◆ **Page extract**:
******************************
1) the wine cellar will be a separate building from my house, the footprint will be approximately 15x9 with a finish interior height of 8'.
2) concrete slab on grade construction
3) 6" cinder block walls, poured concrete filled, finished with stone veneer (Montana stone, Bitterroot Valley) on the exterior and interior faces... going for a stone building feeling.
4) the building is dug into the side of a hill so the backside wall will be approximately 5' below ground, tapering to the front.
5) roof will be timber framed and on top of the timbers will be sheathing, rigid insulation layer, a suitable vapor barrier and Liveroof 6" living roof modules.
6) for the climate unit I am thinking of a Winemate SSH external ducted unit, suitably sized for the volume of the space, that will install in a utility shed close to the cellar building.
7) lastly, no windows but I will have a glass entry door with appropriate sealing and a sliding barn door on the exterior to finish the building period specific. So you will slide open the barn door and walk in through the glass door.

My question is, for such a construction method how should I be looking at vapor barriers? My climate is temperate, SF Bay Area, and as such we don't have humidity to deal with but I am not clear from reading up on it how I should be looking at the moisture wicking properties of stone and concrete. Also, if I introduce a vapor barrier on either side I will have bonding issues to remediate for the installation of the stone veneer.

Thanks in advance, this is my first post to this forum.
 
very simple..dont
if your going to all that expense, then do it right....
buy a walk in cooler, frame around it with 2 x 4 construction.
walk in coolers come knocked down and they have a hinged construction with insulation that can not be beat..hands down.
 
Jeff
My two cents.

Build 2x4 interior walls with a vapor barrier, insulate, cover with plywood and apply veneer over plywood.
The problem I see is what ever cooling unit you use it is going to have a real hard time cooling a concrete wall in the summer (concrete will act like a heat sink) . If you build it as described it may have a constant temp just not the 55-58 deg. you looking for.
******************************
◆ **Dataset extract**:

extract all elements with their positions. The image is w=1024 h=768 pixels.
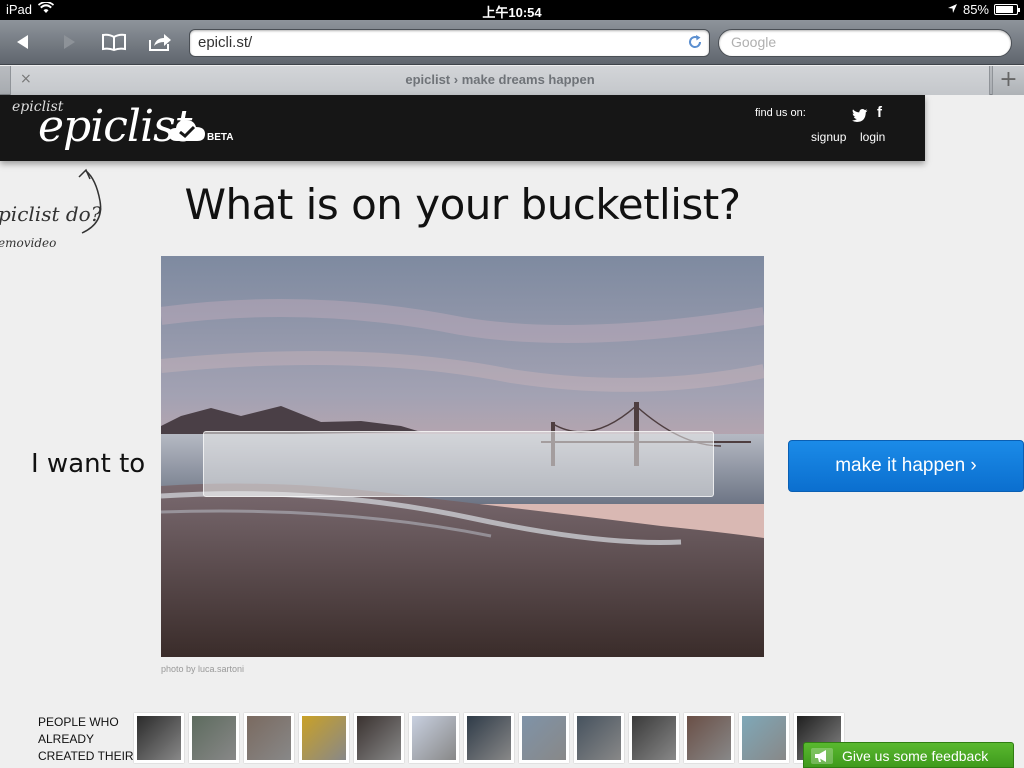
******************************
◆ **To be done**:
**A.** According to the final reply in the wine cellar thread, why will the cooling unit struggle if the cellar is built as described?
**B.** Quote the wine cellar thread from "1) the wine" up to and including "the cellar building.".
Answer using only the wine cellar thread.

◆ **Solutions in order**:
**A.** The concrete walls will act like a heat sink, so any cooling unit will have a very hard time cooling them in the summer. The cellar may hold a constant temperature, but not the 55-58 degrees the builder wants.

**B.**
1) the wine cellar will be a separate building from my house, the footprint will be approximately 15x9 with a finish interior height of 8'.
2) concrete slab on grade construction
3) 6" cinder block walls, poured concrete filled, finished with stone veneer (Montana stone, Bitterroot Valley) on the exterior and interior faces... going for a stone building feeling.
4) the building is dug into the side of a hill so the backside wall will be approximately 5' below ground, tapering to the front.
5) roof will be timber framed and on top of the timbers will be sheathing, rigid insulation layer, a suitable vapor barrier and Liveroof 6" living roof modules.
6) for the climate unit I am thinking of a Winemate SSH external ducted unit, suitably sized for the volume of the space, that will install in a utility shed close to the cellar building.